(Dataset records on visual material)

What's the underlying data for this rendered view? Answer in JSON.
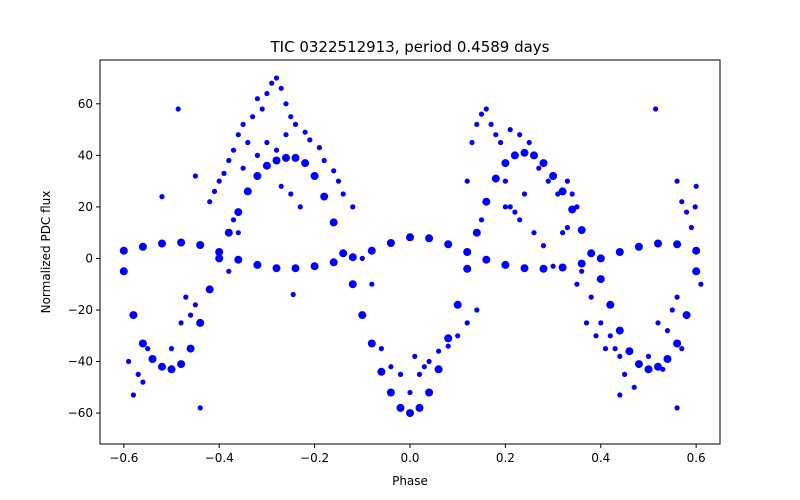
{
  "chart_data": {
    "type": "scatter",
    "title": "TIC 0322512913, period 0.4589 days",
    "xlabel": "Phase",
    "ylabel": "Normalized PDC flux",
    "xlim": [
      -0.65,
      0.65
    ],
    "ylim": [
      -72,
      77
    ],
    "xticks": [
      -0.6,
      -0.4,
      -0.2,
      0.0,
      0.2,
      0.4,
      0.6
    ],
    "xtick_labels": [
      "−0.6",
      "−0.4",
      "−0.2",
      "0.0",
      "0.2",
      "0.4",
      "0.6"
    ],
    "yticks": [
      -60,
      -40,
      -20,
      0,
      20,
      40,
      60
    ],
    "ytick_labels": [
      "−60",
      "−40",
      "−20",
      "0",
      "20",
      "40",
      "60"
    ],
    "grid": false,
    "marker_color": "#0000ff",
    "series": [
      {
        "shape": "dominant sinusoid",
        "points": [
          [
            -0.6,
            -5
          ],
          [
            -0.58,
            -22
          ],
          [
            -0.56,
            -33
          ],
          [
            -0.54,
            -39
          ],
          [
            -0.52,
            -42
          ],
          [
            -0.5,
            -43
          ],
          [
            -0.48,
            -41
          ],
          [
            -0.46,
            -35
          ],
          [
            -0.44,
            -25
          ],
          [
            -0.42,
            -12
          ],
          [
            -0.4,
            0
          ],
          [
            -0.38,
            10
          ],
          [
            -0.36,
            18
          ],
          [
            -0.34,
            26
          ],
          [
            -0.32,
            32
          ],
          [
            -0.3,
            36
          ],
          [
            -0.28,
            38
          ],
          [
            -0.26,
            39
          ],
          [
            -0.24,
            39
          ],
          [
            -0.22,
            37
          ],
          [
            -0.2,
            32
          ],
          [
            -0.18,
            24
          ],
          [
            -0.16,
            14
          ],
          [
            -0.14,
            2
          ],
          [
            -0.12,
            -10
          ],
          [
            -0.1,
            -22
          ],
          [
            -0.08,
            -33
          ],
          [
            -0.06,
            -44
          ],
          [
            -0.04,
            -52
          ],
          [
            -0.02,
            -58
          ],
          [
            0.0,
            -60
          ],
          [
            0.02,
            -58
          ],
          [
            0.04,
            -52
          ],
          [
            0.06,
            -43
          ],
          [
            0.08,
            -31
          ],
          [
            0.1,
            -18
          ],
          [
            0.12,
            -4
          ],
          [
            0.14,
            10
          ],
          [
            0.16,
            22
          ],
          [
            0.18,
            31
          ],
          [
            0.2,
            37
          ],
          [
            0.22,
            40
          ],
          [
            0.24,
            41
          ],
          [
            0.26,
            40
          ],
          [
            0.28,
            37
          ],
          [
            0.3,
            32
          ],
          [
            0.32,
            26
          ],
          [
            0.34,
            19
          ],
          [
            0.36,
            11
          ],
          [
            0.38,
            2
          ],
          [
            0.4,
            -8
          ],
          [
            0.42,
            -18
          ],
          [
            0.44,
            -28
          ],
          [
            0.46,
            -36
          ],
          [
            0.48,
            -41
          ],
          [
            0.5,
            -43
          ],
          [
            0.52,
            -42
          ],
          [
            0.54,
            -39
          ],
          [
            0.56,
            -33
          ],
          [
            0.58,
            -22
          ],
          [
            0.6,
            -5
          ]
        ]
      },
      {
        "shape": "low-amplitude curve",
        "points": [
          [
            -0.6,
            3
          ],
          [
            -0.56,
            4.5
          ],
          [
            -0.52,
            5.8
          ],
          [
            -0.48,
            6.2
          ],
          [
            -0.44,
            5.2
          ],
          [
            -0.4,
            2.5
          ],
          [
            -0.36,
            -0.5
          ],
          [
            -0.32,
            -2.5
          ],
          [
            -0.28,
            -3.8
          ],
          [
            -0.24,
            -3.8
          ],
          [
            -0.2,
            -3
          ],
          [
            -0.16,
            -1.5
          ],
          [
            -0.12,
            0.5
          ],
          [
            -0.08,
            3
          ],
          [
            -0.04,
            6
          ],
          [
            0.0,
            8.2
          ],
          [
            0.04,
            7.8
          ],
          [
            0.08,
            5.5
          ],
          [
            0.12,
            2.5
          ],
          [
            0.16,
            -0.5
          ],
          [
            0.2,
            -2.5
          ],
          [
            0.24,
            -3.8
          ],
          [
            0.28,
            -4
          ],
          [
            0.32,
            -3.5
          ],
          [
            0.36,
            -2
          ],
          [
            0.4,
            0
          ],
          [
            0.44,
            2.5
          ],
          [
            0.48,
            4.5
          ],
          [
            0.52,
            5.8
          ],
          [
            0.56,
            5.5
          ],
          [
            0.6,
            3
          ]
        ]
      },
      {
        "shape": "scattered outliers",
        "points": [
          [
            -0.28,
            70
          ],
          [
            -0.29,
            68
          ],
          [
            -0.27,
            66
          ],
          [
            -0.3,
            64
          ],
          [
            -0.32,
            62
          ],
          [
            -0.31,
            58
          ],
          [
            -0.33,
            55
          ],
          [
            -0.35,
            52
          ],
          [
            -0.36,
            48
          ],
          [
            -0.34,
            45
          ],
          [
            -0.37,
            42
          ],
          [
            -0.38,
            38
          ],
          [
            -0.39,
            33
          ],
          [
            -0.4,
            30
          ],
          [
            -0.41,
            26
          ],
          [
            -0.42,
            22
          ],
          [
            -0.26,
            60
          ],
          [
            -0.25,
            55
          ],
          [
            -0.24,
            52
          ],
          [
            -0.22,
            49
          ],
          [
            -0.21,
            46
          ],
          [
            -0.19,
            43
          ],
          [
            -0.18,
            38
          ],
          [
            -0.16,
            34
          ],
          [
            -0.15,
            30
          ],
          [
            -0.14,
            25
          ],
          [
            -0.12,
            20
          ],
          [
            -0.36,
            10
          ],
          [
            -0.37,
            15
          ],
          [
            -0.45,
            32
          ],
          [
            -0.486,
            58
          ],
          [
            -0.52,
            24
          ],
          [
            -0.245,
            -14
          ],
          [
            -0.44,
            -58
          ],
          [
            -0.58,
            -53
          ],
          [
            -0.57,
            -45
          ],
          [
            -0.59,
            -40
          ],
          [
            -0.55,
            -35
          ],
          [
            -0.56,
            -48
          ],
          [
            -0.5,
            -35
          ],
          [
            -0.48,
            -25
          ],
          [
            -0.46,
            -22
          ],
          [
            -0.47,
            -15
          ],
          [
            -0.45,
            -18
          ],
          [
            0.0,
            -52
          ],
          [
            0.02,
            -45
          ],
          [
            0.04,
            -40
          ],
          [
            0.06,
            -36
          ],
          [
            0.08,
            -34
          ],
          [
            0.1,
            -30
          ],
          [
            0.12,
            -25
          ],
          [
            0.14,
            -20
          ],
          [
            0.15,
            15
          ],
          [
            0.12,
            30
          ],
          [
            0.13,
            45
          ],
          [
            0.14,
            52
          ],
          [
            0.15,
            56
          ],
          [
            0.16,
            58
          ],
          [
            0.17,
            52
          ],
          [
            0.18,
            48
          ],
          [
            0.19,
            45
          ],
          [
            0.2,
            30
          ],
          [
            0.21,
            20
          ],
          [
            0.22,
            18
          ],
          [
            0.23,
            15
          ],
          [
            0.26,
            10
          ],
          [
            0.28,
            5
          ],
          [
            0.3,
            -3
          ],
          [
            0.32,
            10
          ],
          [
            0.33,
            30
          ],
          [
            0.34,
            25
          ],
          [
            0.36,
            -5
          ],
          [
            0.38,
            -15
          ],
          [
            0.4,
            -25
          ],
          [
            0.42,
            -30
          ],
          [
            0.43,
            -35
          ],
          [
            0.44,
            -38
          ],
          [
            0.45,
            -45
          ],
          [
            0.47,
            -50
          ],
          [
            0.44,
            -53
          ],
          [
            0.515,
            58
          ],
          [
            0.56,
            30
          ],
          [
            0.57,
            22
          ],
          [
            0.58,
            18
          ],
          [
            0.59,
            12
          ],
          [
            0.6,
            28
          ],
          [
            0.598,
            20
          ],
          [
            0.52,
            -25
          ],
          [
            0.54,
            -28
          ],
          [
            0.55,
            -20
          ],
          [
            0.56,
            -15
          ],
          [
            0.57,
            -35
          ],
          [
            0.56,
            -58
          ],
          [
            0.5,
            -38
          ],
          [
            0.53,
            -43
          ],
          [
            0.61,
            -10
          ],
          [
            0.35,
            20
          ],
          [
            0.37,
            -25
          ],
          [
            0.39,
            -30
          ],
          [
            0.41,
            -35
          ],
          [
            -0.08,
            -10
          ],
          [
            -0.1,
            0
          ],
          [
            -0.06,
            -35
          ],
          [
            -0.04,
            -42
          ],
          [
            -0.02,
            -45
          ],
          [
            0.01,
            -38
          ],
          [
            0.03,
            -42
          ],
          [
            -0.28,
            42
          ],
          [
            -0.3,
            45
          ],
          [
            -0.26,
            48
          ],
          [
            -0.32,
            40
          ],
          [
            -0.35,
            35
          ],
          [
            0.27,
            35
          ],
          [
            0.29,
            30
          ],
          [
            0.31,
            25
          ],
          [
            0.25,
            45
          ],
          [
            0.23,
            48
          ],
          [
            0.21,
            50
          ],
          [
            -0.23,
            20
          ],
          [
            -0.25,
            25
          ],
          [
            -0.27,
            28
          ],
          [
            0.24,
            25
          ],
          [
            0.2,
            20
          ],
          [
            -0.38,
            -5
          ],
          [
            0.35,
            -10
          ],
          [
            0.33,
            12
          ]
        ]
      }
    ]
  }
}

Exercise objective ▸
Show all lines from the records above where the word "shape" occurs.

Response for this exercise ▸
        "shape": "dominant sinusoid",
        "shape": "low-amplitude curve",
        "shape": "scattered outliers",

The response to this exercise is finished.